Items listed in a dataset
□ □ □
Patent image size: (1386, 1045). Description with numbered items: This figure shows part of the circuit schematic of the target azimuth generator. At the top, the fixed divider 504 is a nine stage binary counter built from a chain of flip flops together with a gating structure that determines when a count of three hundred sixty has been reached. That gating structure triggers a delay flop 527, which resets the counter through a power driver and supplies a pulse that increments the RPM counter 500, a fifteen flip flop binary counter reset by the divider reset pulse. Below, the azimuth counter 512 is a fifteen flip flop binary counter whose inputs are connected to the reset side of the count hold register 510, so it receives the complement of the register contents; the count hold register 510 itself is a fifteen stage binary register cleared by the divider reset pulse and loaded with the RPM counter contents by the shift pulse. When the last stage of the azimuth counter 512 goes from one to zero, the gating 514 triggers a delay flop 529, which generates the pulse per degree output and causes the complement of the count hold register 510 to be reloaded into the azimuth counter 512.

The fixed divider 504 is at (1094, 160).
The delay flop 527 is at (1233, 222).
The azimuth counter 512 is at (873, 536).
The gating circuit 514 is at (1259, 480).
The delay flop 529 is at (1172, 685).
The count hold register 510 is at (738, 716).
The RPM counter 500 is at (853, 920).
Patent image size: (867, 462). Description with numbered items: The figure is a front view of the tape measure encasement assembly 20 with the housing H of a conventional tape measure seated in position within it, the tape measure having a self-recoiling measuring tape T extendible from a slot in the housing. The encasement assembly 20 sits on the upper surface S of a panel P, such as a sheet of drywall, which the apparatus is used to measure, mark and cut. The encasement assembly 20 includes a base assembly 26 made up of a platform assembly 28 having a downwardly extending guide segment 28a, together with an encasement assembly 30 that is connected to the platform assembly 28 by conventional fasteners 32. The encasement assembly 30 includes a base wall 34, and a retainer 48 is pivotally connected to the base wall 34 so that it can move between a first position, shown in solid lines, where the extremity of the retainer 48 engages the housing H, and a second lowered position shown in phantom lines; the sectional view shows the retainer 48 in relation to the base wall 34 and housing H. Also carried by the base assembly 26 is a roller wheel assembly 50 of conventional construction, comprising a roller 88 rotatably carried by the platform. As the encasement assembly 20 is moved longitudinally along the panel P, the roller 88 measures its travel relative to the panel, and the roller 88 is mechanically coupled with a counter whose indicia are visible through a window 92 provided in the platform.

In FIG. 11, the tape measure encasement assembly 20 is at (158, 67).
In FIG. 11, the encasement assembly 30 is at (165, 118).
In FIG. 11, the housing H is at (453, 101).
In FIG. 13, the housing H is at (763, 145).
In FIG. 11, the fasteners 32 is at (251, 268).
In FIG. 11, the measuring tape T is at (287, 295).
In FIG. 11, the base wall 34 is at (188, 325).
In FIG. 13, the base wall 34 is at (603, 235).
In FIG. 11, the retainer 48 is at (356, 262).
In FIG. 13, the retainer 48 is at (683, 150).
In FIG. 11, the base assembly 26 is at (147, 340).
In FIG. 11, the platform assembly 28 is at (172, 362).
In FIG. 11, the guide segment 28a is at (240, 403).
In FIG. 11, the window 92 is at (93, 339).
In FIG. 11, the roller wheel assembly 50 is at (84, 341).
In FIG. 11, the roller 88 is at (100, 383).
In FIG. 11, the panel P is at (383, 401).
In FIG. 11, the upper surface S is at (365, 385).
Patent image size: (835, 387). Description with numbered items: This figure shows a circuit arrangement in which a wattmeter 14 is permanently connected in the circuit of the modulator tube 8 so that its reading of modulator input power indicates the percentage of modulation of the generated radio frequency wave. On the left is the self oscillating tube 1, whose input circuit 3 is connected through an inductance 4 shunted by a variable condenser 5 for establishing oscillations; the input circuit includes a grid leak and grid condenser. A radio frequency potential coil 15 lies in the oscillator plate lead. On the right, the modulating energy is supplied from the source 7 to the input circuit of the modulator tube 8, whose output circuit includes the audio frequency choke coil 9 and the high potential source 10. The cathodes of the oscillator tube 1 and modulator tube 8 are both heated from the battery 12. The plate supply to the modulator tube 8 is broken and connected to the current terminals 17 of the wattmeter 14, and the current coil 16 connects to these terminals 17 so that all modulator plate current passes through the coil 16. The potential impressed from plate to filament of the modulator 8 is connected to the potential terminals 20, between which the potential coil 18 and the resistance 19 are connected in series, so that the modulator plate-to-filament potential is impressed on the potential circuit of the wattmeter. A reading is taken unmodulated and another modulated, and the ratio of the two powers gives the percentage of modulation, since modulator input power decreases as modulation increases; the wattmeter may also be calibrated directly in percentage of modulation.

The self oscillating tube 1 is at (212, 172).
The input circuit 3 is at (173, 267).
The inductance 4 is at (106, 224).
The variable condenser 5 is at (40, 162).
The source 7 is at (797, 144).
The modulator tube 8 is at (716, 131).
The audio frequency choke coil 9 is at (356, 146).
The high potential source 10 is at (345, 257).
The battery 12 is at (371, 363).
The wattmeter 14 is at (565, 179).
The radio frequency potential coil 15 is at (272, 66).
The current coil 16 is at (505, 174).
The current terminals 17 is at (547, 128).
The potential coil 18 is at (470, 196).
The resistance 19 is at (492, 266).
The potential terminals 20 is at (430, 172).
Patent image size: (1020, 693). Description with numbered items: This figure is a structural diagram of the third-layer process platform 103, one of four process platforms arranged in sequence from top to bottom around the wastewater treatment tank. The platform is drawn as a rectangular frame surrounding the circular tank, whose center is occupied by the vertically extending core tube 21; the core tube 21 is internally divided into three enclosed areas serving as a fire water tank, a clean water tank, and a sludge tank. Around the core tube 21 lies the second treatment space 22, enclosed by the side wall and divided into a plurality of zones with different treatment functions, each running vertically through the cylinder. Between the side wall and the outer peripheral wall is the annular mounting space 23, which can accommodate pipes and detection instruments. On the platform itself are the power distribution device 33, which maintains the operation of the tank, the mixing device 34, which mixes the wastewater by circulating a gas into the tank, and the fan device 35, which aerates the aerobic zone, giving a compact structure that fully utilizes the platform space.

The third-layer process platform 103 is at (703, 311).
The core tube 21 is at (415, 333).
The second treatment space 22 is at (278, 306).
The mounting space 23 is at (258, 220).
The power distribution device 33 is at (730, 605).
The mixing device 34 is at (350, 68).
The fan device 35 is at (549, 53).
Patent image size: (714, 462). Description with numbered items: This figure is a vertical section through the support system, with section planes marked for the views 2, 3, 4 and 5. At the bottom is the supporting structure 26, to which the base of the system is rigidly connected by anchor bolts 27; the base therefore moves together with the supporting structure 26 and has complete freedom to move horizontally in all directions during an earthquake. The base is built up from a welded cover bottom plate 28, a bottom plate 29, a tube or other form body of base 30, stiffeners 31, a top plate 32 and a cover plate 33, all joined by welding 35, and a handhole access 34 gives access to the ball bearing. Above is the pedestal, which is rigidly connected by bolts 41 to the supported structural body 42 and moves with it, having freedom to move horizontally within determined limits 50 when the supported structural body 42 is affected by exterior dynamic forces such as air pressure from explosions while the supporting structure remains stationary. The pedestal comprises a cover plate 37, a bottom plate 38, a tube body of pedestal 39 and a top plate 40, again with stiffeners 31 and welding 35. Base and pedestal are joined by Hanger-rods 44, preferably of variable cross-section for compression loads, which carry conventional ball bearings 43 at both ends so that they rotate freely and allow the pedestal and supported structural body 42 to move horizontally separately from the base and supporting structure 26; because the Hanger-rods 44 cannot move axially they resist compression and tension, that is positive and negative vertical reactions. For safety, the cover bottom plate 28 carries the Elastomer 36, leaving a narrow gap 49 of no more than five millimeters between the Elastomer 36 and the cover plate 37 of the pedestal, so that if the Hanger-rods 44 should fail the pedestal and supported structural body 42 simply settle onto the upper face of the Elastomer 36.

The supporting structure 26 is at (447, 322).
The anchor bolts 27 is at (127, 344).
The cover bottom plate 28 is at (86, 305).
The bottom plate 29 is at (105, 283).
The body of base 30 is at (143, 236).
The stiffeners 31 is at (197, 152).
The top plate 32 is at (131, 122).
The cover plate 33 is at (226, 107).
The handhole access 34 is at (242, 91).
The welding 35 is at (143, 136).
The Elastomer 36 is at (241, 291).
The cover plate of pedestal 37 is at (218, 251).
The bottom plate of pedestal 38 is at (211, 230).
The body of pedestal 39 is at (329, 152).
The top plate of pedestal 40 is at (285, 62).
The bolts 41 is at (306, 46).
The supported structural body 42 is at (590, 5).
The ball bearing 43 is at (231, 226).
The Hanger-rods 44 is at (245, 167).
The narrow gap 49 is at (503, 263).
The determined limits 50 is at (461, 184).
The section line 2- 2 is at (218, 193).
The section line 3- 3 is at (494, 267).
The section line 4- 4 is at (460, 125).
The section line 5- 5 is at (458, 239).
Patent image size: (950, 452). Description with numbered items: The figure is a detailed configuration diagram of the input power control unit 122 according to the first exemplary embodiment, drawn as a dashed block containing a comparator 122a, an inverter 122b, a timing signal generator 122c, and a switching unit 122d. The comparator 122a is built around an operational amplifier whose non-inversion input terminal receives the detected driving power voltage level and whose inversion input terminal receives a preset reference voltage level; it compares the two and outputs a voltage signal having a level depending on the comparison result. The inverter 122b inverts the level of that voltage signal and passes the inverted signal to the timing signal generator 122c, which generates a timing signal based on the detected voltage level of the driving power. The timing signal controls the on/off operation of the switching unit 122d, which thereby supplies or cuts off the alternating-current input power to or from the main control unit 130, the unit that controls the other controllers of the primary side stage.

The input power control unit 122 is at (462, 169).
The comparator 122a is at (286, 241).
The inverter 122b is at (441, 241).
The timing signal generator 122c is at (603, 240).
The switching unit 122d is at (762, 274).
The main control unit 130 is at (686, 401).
□ □ □
* _WHAT YOU NEED TO DO_: Rewrite the lines from the one containing "Patent image size: (950, 452)." through the end of the material, changing "dashed block" to "broken-line block" and leaving everything else as it is.

* _WRITTEN RESPONSE_:
Patent image size: (950, 452). Description with numbered items: The figure is a detailed configuration diagram of the input power control unit 122 according to the first exemplary embodiment, drawn as a broken-line block containing a comparator 122a, an inverter 122b, a timing signal generator 122c, and a switching unit 122d. The comparator 122a is built around an operational amplifier whose non-inversion input terminal receives the detected driving power voltage level and whose inversion input terminal receives a preset reference voltage level; it compares the two and outputs a voltage signal having a level depending on the comparison result. The inverter 122b inverts the level of that voltage signal and passes the inverted signal to the timing signal generator 122c, which generates a timing signal based on the detected voltage level of the driving power. The timing signal controls the on/off operation of the switching unit 122d, which thereby supplies or cuts off the alternating-current input power to or from the main control unit 130, the unit that controls the other controllers of the primary side stage.

The input power control unit 122 is at (462, 169).
The comparator 122a is at (286, 241).
The inverter 122b is at (441, 241).
The timing signal generator 122c is at (603, 240).
The switching unit 122d is at (762, 274).
The main control unit 130 is at (686, 401).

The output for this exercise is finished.